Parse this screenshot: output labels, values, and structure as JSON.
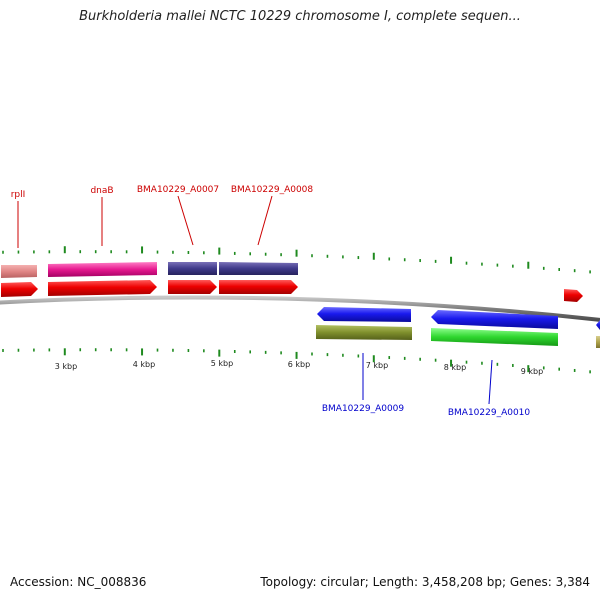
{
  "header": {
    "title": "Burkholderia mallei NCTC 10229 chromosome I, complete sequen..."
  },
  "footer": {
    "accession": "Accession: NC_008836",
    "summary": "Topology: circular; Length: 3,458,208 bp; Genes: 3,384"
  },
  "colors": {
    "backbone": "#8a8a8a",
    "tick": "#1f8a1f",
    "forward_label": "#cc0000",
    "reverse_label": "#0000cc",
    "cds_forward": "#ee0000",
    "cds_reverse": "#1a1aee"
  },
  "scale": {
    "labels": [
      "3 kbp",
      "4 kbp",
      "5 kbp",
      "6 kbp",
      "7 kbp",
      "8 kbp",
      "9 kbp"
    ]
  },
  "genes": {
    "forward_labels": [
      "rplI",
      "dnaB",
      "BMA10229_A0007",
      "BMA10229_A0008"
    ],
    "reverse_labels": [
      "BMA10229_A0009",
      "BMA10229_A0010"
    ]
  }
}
-*-*-
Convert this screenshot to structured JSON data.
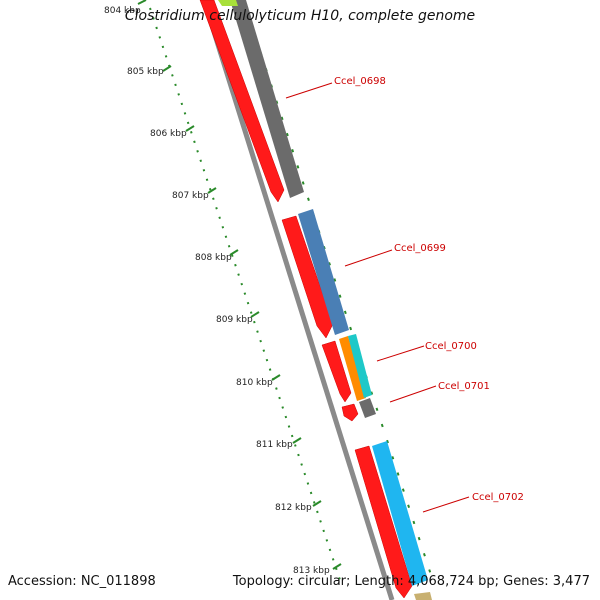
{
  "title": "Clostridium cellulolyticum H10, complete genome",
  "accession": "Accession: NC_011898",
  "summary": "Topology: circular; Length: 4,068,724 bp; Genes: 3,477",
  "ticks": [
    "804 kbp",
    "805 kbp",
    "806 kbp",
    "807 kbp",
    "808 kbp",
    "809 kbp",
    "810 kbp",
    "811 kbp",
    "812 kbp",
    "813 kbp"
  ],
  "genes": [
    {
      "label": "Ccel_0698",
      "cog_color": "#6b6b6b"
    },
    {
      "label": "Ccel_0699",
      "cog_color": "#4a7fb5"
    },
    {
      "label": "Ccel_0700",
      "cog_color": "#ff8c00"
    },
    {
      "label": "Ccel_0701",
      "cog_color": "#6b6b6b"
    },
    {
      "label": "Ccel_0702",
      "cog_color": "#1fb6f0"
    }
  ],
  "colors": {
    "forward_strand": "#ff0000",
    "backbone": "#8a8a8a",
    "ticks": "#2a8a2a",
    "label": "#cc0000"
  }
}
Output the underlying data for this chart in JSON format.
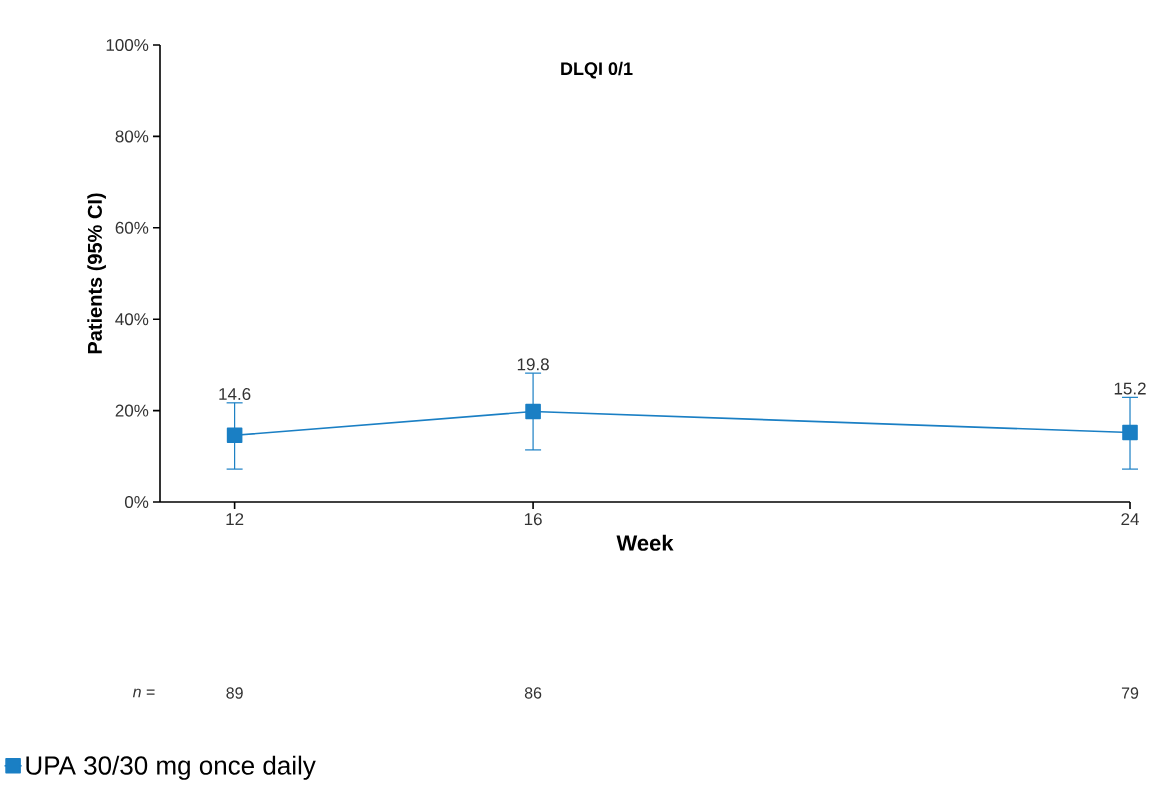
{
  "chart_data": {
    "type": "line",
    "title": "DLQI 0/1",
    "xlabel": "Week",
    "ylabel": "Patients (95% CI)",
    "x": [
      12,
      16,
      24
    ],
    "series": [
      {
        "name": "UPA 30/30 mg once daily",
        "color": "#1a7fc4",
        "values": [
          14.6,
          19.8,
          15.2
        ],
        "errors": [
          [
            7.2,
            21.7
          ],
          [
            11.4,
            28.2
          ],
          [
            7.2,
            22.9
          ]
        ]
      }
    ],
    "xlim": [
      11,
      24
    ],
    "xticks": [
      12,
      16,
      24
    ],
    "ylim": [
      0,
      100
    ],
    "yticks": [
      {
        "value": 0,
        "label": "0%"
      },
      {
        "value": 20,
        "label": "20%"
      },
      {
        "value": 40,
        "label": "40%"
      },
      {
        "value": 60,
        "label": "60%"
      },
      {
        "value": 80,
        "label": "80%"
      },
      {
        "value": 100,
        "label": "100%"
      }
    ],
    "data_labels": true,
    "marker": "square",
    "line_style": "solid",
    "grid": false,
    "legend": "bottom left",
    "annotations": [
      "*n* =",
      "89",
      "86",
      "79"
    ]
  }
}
-*-*-
* What this task involves: Which lines in the listing hold the word "screenshot"? Copy them out.

* Solution for this task:
Parse this screenshot: output labels, values, and structure as JSON.
Convert this screenshot to structured JSON data.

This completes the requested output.